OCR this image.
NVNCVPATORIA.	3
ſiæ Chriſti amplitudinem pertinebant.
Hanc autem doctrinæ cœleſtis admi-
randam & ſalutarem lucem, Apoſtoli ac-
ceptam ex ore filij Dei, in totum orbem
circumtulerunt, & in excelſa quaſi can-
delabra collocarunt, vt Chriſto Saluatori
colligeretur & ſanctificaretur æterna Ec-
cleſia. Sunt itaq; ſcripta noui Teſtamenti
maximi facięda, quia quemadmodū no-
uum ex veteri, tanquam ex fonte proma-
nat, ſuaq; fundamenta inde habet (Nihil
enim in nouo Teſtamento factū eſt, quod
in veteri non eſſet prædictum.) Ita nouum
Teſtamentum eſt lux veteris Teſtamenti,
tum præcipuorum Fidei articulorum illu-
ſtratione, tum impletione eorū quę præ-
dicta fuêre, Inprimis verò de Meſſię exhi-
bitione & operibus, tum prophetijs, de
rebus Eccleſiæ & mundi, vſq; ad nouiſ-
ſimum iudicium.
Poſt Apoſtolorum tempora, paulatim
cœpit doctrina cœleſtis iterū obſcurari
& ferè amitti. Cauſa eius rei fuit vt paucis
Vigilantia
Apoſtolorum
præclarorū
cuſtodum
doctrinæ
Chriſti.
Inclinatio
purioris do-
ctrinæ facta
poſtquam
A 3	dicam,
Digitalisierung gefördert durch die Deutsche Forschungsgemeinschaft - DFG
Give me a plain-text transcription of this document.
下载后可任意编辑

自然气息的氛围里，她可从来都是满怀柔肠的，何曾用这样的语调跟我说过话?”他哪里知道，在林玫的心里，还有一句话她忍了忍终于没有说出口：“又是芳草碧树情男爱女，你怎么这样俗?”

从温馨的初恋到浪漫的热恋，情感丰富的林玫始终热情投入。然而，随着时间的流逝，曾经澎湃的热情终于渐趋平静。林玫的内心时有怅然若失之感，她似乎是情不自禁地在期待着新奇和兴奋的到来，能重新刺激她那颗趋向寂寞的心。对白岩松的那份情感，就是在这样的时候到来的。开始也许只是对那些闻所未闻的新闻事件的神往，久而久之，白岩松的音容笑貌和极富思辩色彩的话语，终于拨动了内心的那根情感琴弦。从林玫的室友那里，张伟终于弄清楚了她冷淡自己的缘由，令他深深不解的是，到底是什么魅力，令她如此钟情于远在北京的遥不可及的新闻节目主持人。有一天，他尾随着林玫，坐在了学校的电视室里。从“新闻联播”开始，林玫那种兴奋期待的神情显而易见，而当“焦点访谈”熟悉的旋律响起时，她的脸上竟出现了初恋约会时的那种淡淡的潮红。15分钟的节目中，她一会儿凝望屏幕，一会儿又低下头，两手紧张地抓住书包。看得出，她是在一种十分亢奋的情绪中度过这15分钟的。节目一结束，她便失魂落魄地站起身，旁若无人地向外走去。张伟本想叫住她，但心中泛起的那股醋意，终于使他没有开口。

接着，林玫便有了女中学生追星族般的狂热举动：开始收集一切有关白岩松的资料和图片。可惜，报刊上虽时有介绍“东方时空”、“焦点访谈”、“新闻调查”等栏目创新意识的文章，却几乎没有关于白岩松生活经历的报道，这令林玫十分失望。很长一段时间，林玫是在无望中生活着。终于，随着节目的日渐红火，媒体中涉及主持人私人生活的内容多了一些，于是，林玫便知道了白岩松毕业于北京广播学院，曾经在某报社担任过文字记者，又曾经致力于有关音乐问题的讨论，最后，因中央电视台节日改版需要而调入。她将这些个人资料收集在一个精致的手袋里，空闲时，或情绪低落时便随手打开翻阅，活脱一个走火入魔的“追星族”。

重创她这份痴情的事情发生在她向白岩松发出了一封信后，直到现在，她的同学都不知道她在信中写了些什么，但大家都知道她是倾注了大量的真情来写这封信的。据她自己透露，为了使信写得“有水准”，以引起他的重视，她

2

◇ ◇ ◇

__GIVEN PROBLEM__:
Above are some records; repeat all of them exactly.

__ANSWER TO THE PROBLEM__:
OCR this image.
NVNCVPATORIA.	3
ſiæ Chriſti amplitudinem pertinebant.
Hanc autem doctrinæ cœleſtis admi-
randam & ſalutarem lucem, Apoſtoli ac-
ceptam ex ore filij Dei, in totum orbem
circumtulerunt, & in excelſa quaſi can-
delabra collocarunt, vt Chriſto Saluatori
colligeretur & ſanctificaretur æterna Ec-
cleſia. Sunt itaq; ſcripta noui Teſtamenti
maximi facięda, quia quemadmodū no-
uum ex veteri, tanquam ex fonte proma-
nat, ſuaq; fundamenta inde habet (Nihil
enim in nouo Teſtamento factū eſt, quod
in veteri non eſſet prædictum.) Ita nouum
Teſtamentum eſt lux veteris Teſtamenti,
tum præcipuorum Fidei articulorum illu-
ſtratione, tum impletione eorū quę præ-
dicta fuêre, Inprimis verò de Meſſię exhi-
bitione & operibus, tum prophetijs, de
rebus Eccleſiæ & mundi, vſq; ad nouiſ-
ſimum iudicium.
Poſt Apoſtolorum tempora, paulatim
cœpit doctrina cœleſtis iterū obſcurari
& ferè amitti. Cauſa eius rei fuit vt paucis
Vigilantia
Apoſtolorum
præclarorū
cuſtodum
doctrinæ
Chriſti.
Inclinatio
purioris do-
ctrinæ facta
poſtquam
A 3	dicam,
Digitalisierung gefördert durch die Deutsche Forschungsgemeinschaft - DFG
Give me a plain-text transcription of this document.
下载后可任意编辑

自然气息的氛围里，她可从来都是满怀柔肠的，何曾用这样的语调跟我说过话?”他哪里知道，在林玫的心里，还有一句话她忍了忍终于没有说出口：“又是芳草碧树情男爱女，你怎么这样俗?”

从温馨的初恋到浪漫的热恋，情感丰富的林玫始终热情投入。然而，随着时间的流逝，曾经澎湃的热情终于渐趋平静。林玫的内心时有怅然若失之感，她似乎是情不自禁地在期待着新奇和兴奋的到来，能重新刺激她那颗趋向寂寞的心。对白岩松的那份情感，就是在这样的时候到来的。开始也许只是对那些闻所未闻的新闻事件的神往，久而久之，白岩松的音容笑貌和极富思辩色彩的话语，终于拨动了内心的那根情感琴弦。从林玫的室友那里，张伟终于弄清楚了她冷淡自己的缘由，令他深深不解的是，到底是什么魅力，令她如此钟情于远在北京的遥不可及的新闻节目主持人。有一天，他尾随着林玫，坐在了学校的电视室里。从“新闻联播”开始，林玫那种兴奋期待的神情显而易见，而当“焦点访谈”熟悉的旋律响起时，她的脸上竟出现了初恋约会时的那种淡淡的潮红。15分钟的节目中，她一会儿凝望屏幕，一会儿又低下头，两手紧张地抓住书包。看得出，她是在一种十分亢奋的情绪中度过这15分钟的。节目一结束，她便失魂落魄地站起身，旁若无人地向外走去。张伟本想叫住她，但心中泛起的那股醋意，终于使他没有开口。

接着，林玫便有了女中学生追星族般的狂热举动：开始收集一切有关白岩松的资料和图片。可惜，报刊上虽时有介绍“东方时空”、“焦点访谈”、“新闻调查”等栏目创新意识的文章，却几乎没有关于白岩松生活经历的报道，这令林玫十分失望。很长一段时间，林玫是在无望中生活着。终于，随着节目的日渐红火，媒体中涉及主持人私人生活的内容多了一些，于是，林玫便知道了白岩松毕业于北京广播学院，曾经在某报社担任过文字记者，又曾经致力于有关音乐问题的讨论，最后，因中央电视台节日改版需要而调入。她将这些个人资料收集在一个精致的手袋里，空闲时，或情绪低落时便随手打开翻阅，活脱一个走火入魔的“追星族”。

重创她这份痴情的事情发生在她向白岩松发出了一封信后，直到现在，她的同学都不知道她在信中写了些什么，但大家都知道她是倾注了大量的真情来写这封信的。据她自己透露，为了使信写得“有水准”，以引起他的重视，她

2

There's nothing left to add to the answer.